WHAT IS ASKED
The records below must be retyped exactly.

___ EXERCISE MATERIAL ___

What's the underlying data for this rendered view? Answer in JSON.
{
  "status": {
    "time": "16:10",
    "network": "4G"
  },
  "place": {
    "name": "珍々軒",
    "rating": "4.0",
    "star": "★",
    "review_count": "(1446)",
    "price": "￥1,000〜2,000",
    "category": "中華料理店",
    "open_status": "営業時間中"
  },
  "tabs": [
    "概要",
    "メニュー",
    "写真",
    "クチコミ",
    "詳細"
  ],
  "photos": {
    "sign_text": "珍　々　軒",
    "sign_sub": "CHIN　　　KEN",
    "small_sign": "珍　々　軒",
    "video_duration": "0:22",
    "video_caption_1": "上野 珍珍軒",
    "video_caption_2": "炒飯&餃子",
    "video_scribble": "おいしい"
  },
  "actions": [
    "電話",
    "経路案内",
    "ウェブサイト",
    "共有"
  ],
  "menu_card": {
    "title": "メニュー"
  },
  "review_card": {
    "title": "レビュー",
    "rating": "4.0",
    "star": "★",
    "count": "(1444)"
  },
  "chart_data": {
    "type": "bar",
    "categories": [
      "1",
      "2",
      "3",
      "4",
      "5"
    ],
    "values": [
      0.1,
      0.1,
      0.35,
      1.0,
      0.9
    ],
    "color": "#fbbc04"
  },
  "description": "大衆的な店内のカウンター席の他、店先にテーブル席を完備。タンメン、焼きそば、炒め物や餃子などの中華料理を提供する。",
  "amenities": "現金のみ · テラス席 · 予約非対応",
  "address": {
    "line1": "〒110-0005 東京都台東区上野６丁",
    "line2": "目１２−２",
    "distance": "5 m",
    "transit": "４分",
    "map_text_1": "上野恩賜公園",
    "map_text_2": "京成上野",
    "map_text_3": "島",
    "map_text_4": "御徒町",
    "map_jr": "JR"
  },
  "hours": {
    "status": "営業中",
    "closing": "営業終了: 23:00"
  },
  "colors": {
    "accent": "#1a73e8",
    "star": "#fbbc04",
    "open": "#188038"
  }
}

___

WRITTEN RESPONSE
What's the underlying data for this rendered view? Answer in JSON.
{
  "status": {
    "time": "16:10",
    "network": "4G"
  },
  "place": {
    "name": "珍々軒",
    "rating": "4.0",
    "star": "★",
    "review_count": "(1446)",
    "price": "￥1,000〜2,000",
    "category": "中華料理店",
    "open_status": "営業時間中"
  },
  "tabs": [
    "概要",
    "メニュー",
    "写真",
    "クチコミ",
    "詳細"
  ],
  "photos": {
    "sign_text": "珍　々　軒",
    "sign_sub": "CHIN　　　KEN",
    "small_sign": "珍　々　軒",
    "video_duration": "0:22",
    "video_caption_1": "上野 珍珍軒",
    "video_caption_2": "炒飯&餃子",
    "video_scribble": "おいしい"
  },
  "actions": [
    "電話",
    "経路案内",
    "ウェブサイト",
    "共有"
  ],
  "menu_card": {
    "title": "メニュー"
  },
  "review_card": {
    "title": "レビュー",
    "rating": "4.0",
    "star": "★",
    "count": "(1444)"
  },
  "chart_data": {
    "type": "bar",
    "categories": [
      "1",
      "2",
      "3",
      "4",
      "5"
    ],
    "values": [
      0.1,
      0.1,
      0.35,
      1.0,
      0.9
    ],
    "color": "#fbbc04"
  },
  "description": "大衆的な店内のカウンター席の他、店先にテーブル席を完備。タンメン、焼きそば、炒め物や餃子などの中華料理を提供する。",
  "amenities": "現金のみ · テラス席 · 予約非対応",
  "address": {
    "line1": "〒110-0005 東京都台東区上野６丁",
    "line2": "目１２−２",
    "distance": "5 m",
    "transit": "４分",
    "map_text_1": "上野恩賜公園",
    "map_text_2": "京成上野",
    "map_text_3": "島",
    "map_text_4": "御徒町",
    "map_jr": "JR"
  },
  "hours": {
    "status": "営業中",
    "closing": "営業終了: 23:00"
  },
  "colors": {
    "accent": "#1a73e8",
    "star": "#fbbc04",
    "open": "#188038"
  }
}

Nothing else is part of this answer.